**Given request:**
Would you repeat the listing exactly but omit every picture?

**Dataset records:**

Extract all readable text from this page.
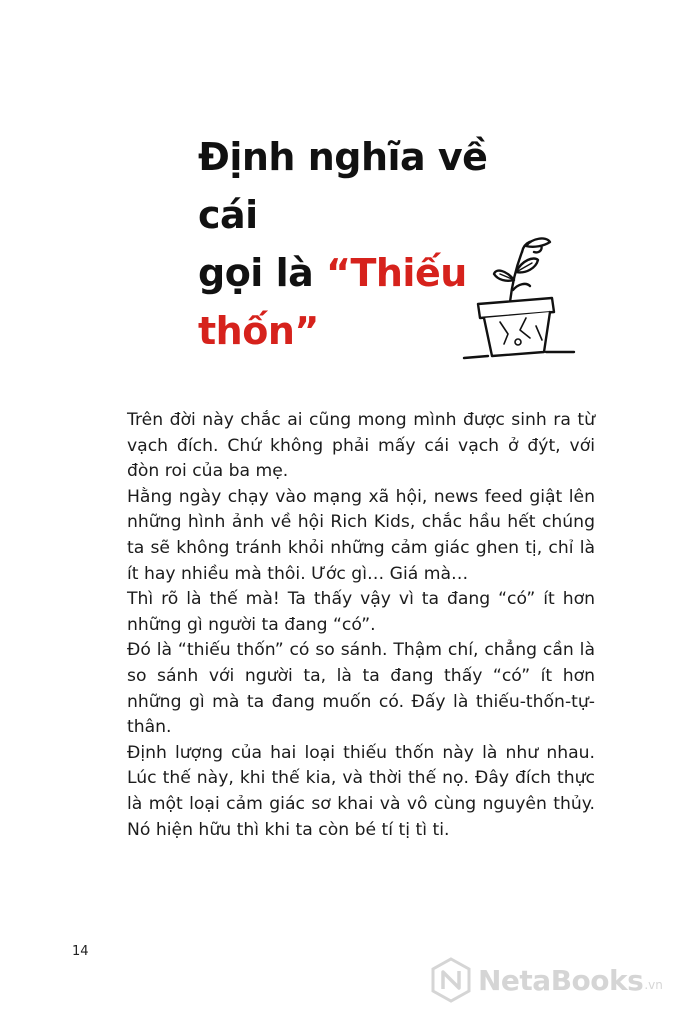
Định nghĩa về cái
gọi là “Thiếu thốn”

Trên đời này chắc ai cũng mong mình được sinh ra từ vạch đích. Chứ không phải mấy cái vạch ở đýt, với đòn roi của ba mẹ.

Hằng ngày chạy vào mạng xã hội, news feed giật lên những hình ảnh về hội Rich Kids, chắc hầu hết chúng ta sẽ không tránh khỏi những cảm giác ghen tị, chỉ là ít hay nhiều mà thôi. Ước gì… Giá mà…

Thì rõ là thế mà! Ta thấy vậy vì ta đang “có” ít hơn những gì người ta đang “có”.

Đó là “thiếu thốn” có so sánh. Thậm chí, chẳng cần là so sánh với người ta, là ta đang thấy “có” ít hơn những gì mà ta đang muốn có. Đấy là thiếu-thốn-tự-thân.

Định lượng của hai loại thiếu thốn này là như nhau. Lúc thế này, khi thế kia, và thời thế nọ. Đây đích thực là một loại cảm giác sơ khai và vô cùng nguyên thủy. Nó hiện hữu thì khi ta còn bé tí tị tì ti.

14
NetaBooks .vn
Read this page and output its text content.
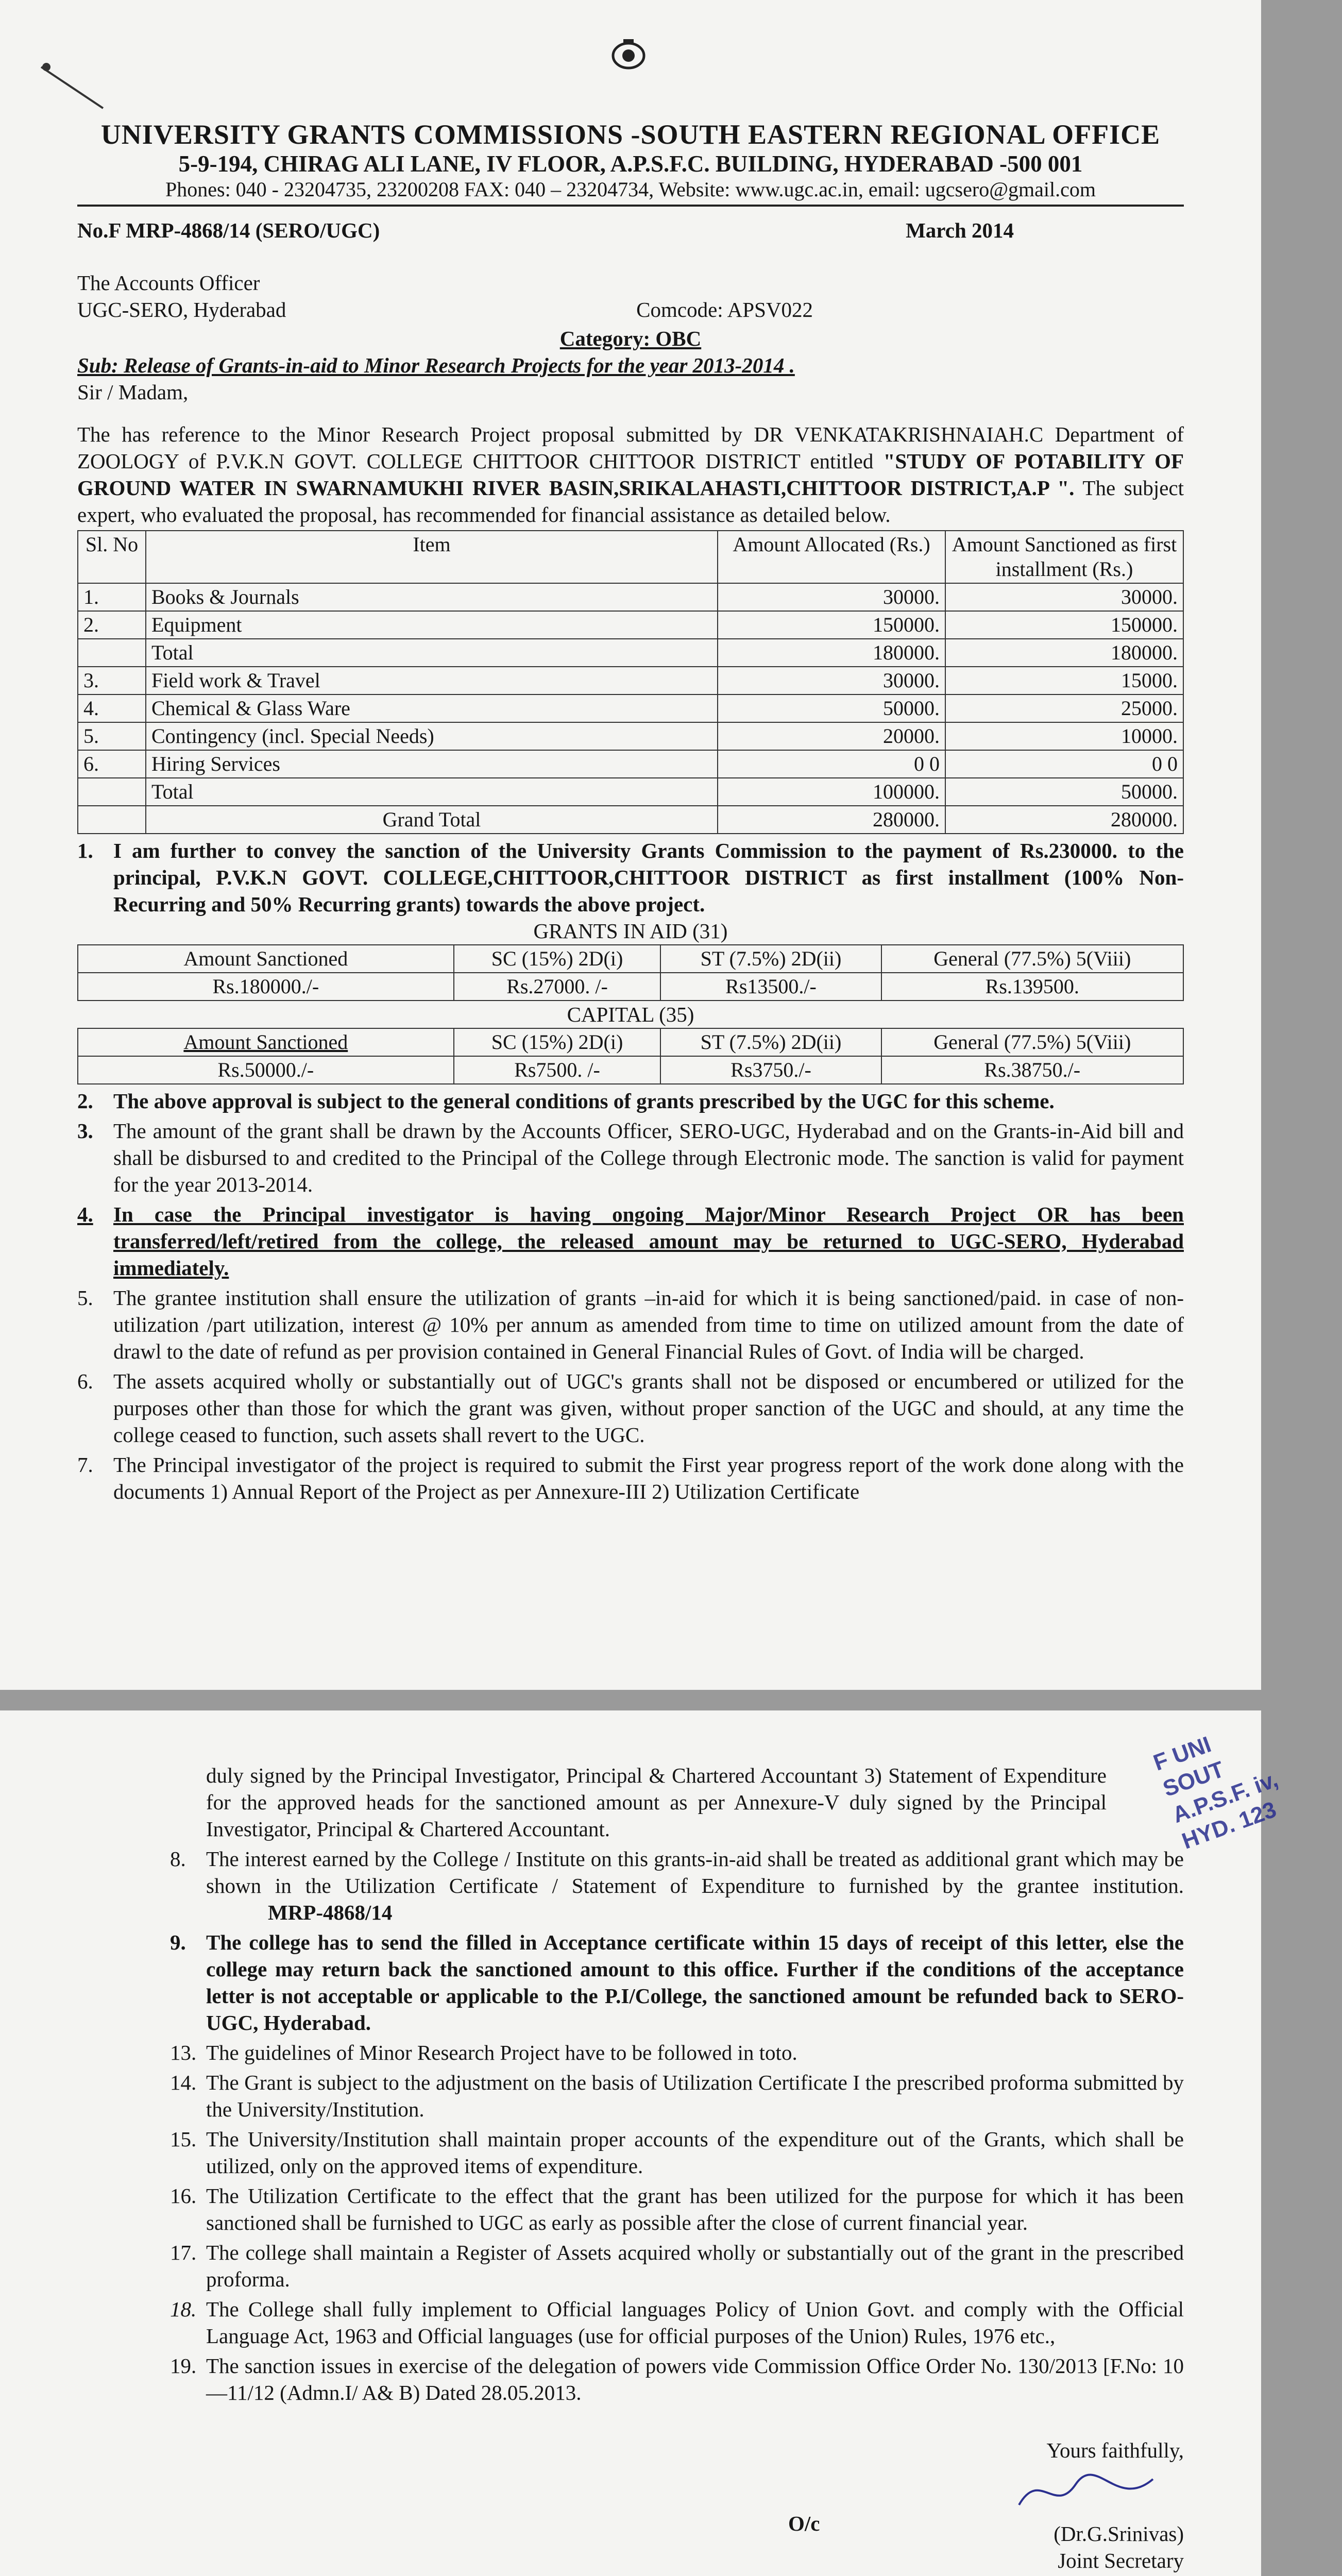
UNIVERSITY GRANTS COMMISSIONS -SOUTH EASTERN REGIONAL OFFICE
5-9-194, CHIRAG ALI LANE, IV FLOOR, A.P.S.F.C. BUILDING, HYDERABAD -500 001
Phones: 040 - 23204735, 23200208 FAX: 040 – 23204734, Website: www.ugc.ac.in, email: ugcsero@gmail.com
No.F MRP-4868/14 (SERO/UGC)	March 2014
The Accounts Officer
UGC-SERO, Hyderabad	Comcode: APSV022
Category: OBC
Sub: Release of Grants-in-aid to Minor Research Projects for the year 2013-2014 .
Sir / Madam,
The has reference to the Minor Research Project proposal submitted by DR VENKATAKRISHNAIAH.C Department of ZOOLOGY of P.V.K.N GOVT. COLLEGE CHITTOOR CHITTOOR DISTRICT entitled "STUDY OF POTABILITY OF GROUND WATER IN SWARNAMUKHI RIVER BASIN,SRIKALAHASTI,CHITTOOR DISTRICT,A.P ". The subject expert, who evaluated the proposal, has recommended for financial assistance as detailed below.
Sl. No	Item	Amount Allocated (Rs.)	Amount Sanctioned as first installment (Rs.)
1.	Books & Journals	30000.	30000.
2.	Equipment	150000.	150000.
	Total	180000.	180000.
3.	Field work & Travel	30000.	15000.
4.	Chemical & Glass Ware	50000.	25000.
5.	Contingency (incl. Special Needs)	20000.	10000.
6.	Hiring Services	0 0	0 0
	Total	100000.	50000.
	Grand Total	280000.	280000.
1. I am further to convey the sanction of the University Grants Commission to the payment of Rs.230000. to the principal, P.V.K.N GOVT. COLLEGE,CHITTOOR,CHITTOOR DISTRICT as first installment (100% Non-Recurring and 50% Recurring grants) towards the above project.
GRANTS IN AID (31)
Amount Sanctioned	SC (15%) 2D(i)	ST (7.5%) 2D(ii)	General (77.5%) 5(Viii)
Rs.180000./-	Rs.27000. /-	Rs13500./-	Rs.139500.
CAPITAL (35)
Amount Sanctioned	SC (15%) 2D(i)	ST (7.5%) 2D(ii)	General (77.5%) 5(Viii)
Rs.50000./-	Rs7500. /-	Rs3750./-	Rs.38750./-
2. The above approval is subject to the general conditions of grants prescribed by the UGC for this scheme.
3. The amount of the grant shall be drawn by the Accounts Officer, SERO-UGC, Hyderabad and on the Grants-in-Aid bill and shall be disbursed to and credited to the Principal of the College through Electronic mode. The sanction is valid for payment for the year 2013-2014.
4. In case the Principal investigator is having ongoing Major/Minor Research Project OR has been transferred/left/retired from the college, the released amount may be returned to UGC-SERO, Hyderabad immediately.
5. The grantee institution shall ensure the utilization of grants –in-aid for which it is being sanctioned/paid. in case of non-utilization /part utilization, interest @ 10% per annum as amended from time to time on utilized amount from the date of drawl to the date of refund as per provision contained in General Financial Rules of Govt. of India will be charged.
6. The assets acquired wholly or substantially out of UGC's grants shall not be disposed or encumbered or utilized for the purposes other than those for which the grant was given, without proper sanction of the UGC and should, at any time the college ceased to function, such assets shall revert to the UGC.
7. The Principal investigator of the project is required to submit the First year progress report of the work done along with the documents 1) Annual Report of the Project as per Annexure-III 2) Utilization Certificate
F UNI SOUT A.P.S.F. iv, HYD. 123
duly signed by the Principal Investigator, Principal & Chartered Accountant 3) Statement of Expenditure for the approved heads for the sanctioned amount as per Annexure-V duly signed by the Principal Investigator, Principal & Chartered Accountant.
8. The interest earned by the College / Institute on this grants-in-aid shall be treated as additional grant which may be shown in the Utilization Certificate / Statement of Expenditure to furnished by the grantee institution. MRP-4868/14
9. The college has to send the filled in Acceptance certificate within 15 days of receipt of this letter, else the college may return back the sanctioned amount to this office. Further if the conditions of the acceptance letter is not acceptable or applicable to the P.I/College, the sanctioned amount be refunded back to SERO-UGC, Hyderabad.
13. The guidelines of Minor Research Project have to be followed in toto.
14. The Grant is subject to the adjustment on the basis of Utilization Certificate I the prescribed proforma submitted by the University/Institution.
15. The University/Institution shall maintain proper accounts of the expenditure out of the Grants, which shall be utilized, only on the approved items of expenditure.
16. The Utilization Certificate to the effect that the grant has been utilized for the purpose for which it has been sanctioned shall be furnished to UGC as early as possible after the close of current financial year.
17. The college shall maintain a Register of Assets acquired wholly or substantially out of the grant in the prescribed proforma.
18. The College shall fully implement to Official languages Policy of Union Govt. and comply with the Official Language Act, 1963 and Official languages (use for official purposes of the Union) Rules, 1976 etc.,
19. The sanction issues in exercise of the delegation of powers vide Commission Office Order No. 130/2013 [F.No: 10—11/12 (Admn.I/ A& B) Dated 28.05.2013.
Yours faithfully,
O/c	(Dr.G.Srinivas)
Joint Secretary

**Output of the exercise:**
Extract all readable text from this page.
Định nghĩa về cái
gọi là “Thiếu thốn”

Trên đời này chắc ai cũng mong mình được sinh ra từ vạch đích. Chứ không phải mấy cái vạch ở đýt, với đòn roi của ba mẹ.

Hằng ngày chạy vào mạng xã hội, news feed giật lên những hình ảnh về hội Rich Kids, chắc hầu hết chúng ta sẽ không tránh khỏi những cảm giác ghen tị, chỉ là ít hay nhiều mà thôi. Ước gì… Giá mà…

Thì rõ là thế mà! Ta thấy vậy vì ta đang “có” ít hơn những gì người ta đang “có”.

Đó là “thiếu thốn” có so sánh. Thậm chí, chẳng cần là so sánh với người ta, là ta đang thấy “có” ít hơn những gì mà ta đang muốn có. Đấy là thiếu-thốn-tự-thân.

Định lượng của hai loại thiếu thốn này là như nhau. Lúc thế này, khi thế kia, và thời thế nọ. Đây đích thực là một loại cảm giác sơ khai và vô cùng nguyên thủy. Nó hiện hữu thì khi ta còn bé tí tị tì ti.

14
NetaBooks .vn
Read this page and output its text content.
UNIVERSITY GRANTS COMMISSIONS -SOUTH EASTERN REGIONAL OFFICE
5-9-194, CHIRAG ALI LANE, IV FLOOR, A.P.S.F.C. BUILDING, HYDERABAD -500 001
Phones: 040 - 23204735, 23200208 FAX: 040 – 23204734, Website: www.ugc.ac.in, email: ugcsero@gmail.com
No.F MRP-4868/14 (SERO/UGC)	March 2014
The Accounts Officer
UGC-SERO, Hyderabad	Comcode: APSV022
Category: OBC
Sub: Release of Grants-in-aid to Minor Research Projects for the year 2013-2014 .
Sir / Madam,
The has reference to the Minor Research Project proposal submitted by DR VENKATAKRISHNAIAH.C Department of ZOOLOGY of P.V.K.N GOVT. COLLEGE CHITTOOR CHITTOOR DISTRICT entitled "STUDY OF POTABILITY OF GROUND WATER IN SWARNAMUKHI RIVER BASIN,SRIKALAHASTI,CHITTOOR DISTRICT,A.P ". The subject expert, who evaluated the proposal, has recommended for financial assistance as detailed below.
Sl. No	Item	Amount Allocated (Rs.)	Amount Sanctioned as first installment (Rs.)
1.	Books & Journals	30000.	30000.
2.	Equipment	150000.	150000.
	Total	180000.	180000.
3.	Field work & Travel	30000.	15000.
4.	Chemical & Glass Ware	50000.	25000.
5.	Contingency (incl. Special Needs)	20000.	10000.
6.	Hiring Services	0 0	0 0
	Total	100000.	50000.
	Grand Total	280000.	280000.
1. I am further to convey the sanction of the University Grants Commission to the payment of Rs.230000. to the principal, P.V.K.N GOVT. COLLEGE,CHITTOOR,CHITTOOR DISTRICT as first installment (100% Non-Recurring and 50% Recurring grants) towards the above project.
GRANTS IN AID (31)
Amount Sanctioned	SC (15%) 2D(i)	ST (7.5%) 2D(ii)	General (77.5%) 5(Viii)
Rs.180000./-	Rs.27000. /-	Rs13500./-	Rs.139500.
CAPITAL (35)
Amount Sanctioned	SC (15%) 2D(i)	ST (7.5%) 2D(ii)	General (77.5%) 5(Viii)
Rs.50000./-	Rs7500. /-	Rs3750./-	Rs.38750./-
2. The above approval is subject to the general conditions of grants prescribed by the UGC for this scheme.
3. The amount of the grant shall be drawn by the Accounts Officer, SERO-UGC, Hyderabad and on the Grants-in-Aid bill and shall be disbursed to and credited to the Principal of the College through Electronic mode. The sanction is valid for payment for the year 2013-2014.
4. In case the Principal investigator is having ongoing Major/Minor Research Project OR has been transferred/left/retired from the college, the released amount may be returned to UGC-SERO, Hyderabad immediately.
5. The grantee institution shall ensure the utilization of grants –in-aid for which it is being sanctioned/paid. in case of non-utilization /part utilization, interest @ 10% per annum as amended from time to time on utilized amount from the date of drawl to the date of refund as per provision contained in General Financial Rules of Govt. of India will be charged.
6. The assets acquired wholly or substantially out of UGC's grants shall not be disposed or encumbered or utilized for the purposes other than those for which the grant was given, without proper sanction of the UGC and should, at any time the college ceased to function, such assets shall revert to the UGC.
7. The Principal investigator of the project is required to submit the First year progress report of the work done along with the documents 1) Annual Report of the Project as per Annexure-III 2) Utilization Certificate
F UNI SOUT A.P.S.F. iv, HYD. 123
duly signed by the Principal Investigator, Principal & Chartered Accountant 3) Statement of Expenditure for the approved heads for the sanctioned amount as per Annexure-V duly signed by the Principal Investigator, Principal & Chartered Accountant.
8. The interest earned by the College / Institute on this grants-in-aid shall be treated as additional grant which may be shown in the Utilization Certificate / Statement of Expenditure to furnished by the grantee institution. MRP-4868/14
9. The college has to send the filled in Acceptance certificate within 15 days of receipt of this letter, else the college may return back the sanctioned amount to this office. Further if the conditions of the acceptance letter is not acceptable or applicable to the P.I/College, the sanctioned amount be refunded back to SERO-UGC, Hyderabad.
13. The guidelines of Minor Research Project have to be followed in toto.
14. The Grant is subject to the adjustment on the basis of Utilization Certificate I the prescribed proforma submitted by the University/Institution.
15. The University/Institution shall maintain proper accounts of the expenditure out of the Grants, which shall be utilized, only on the approved items of expenditure.
16. The Utilization Certificate to the effect that the grant has been utilized for the purpose for which it has been sanctioned shall be furnished to UGC as early as possible after the close of current financial year.
17. The college shall maintain a Register of Assets acquired wholly or substantially out of the grant in the prescribed proforma.
18. The College shall fully implement to Official languages Policy of Union Govt. and comply with the Official Language Act, 1963 and Official languages (use for official purposes of the Union) Rules, 1976 etc.,
19. The sanction issues in exercise of the delegation of powers vide Commission Office Order No. 130/2013 [F.No: 10—11/12 (Admn.I/ A& B) Dated 28.05.2013.
Yours faithfully,
O/c	(Dr.G.Srinivas)
Joint Secretary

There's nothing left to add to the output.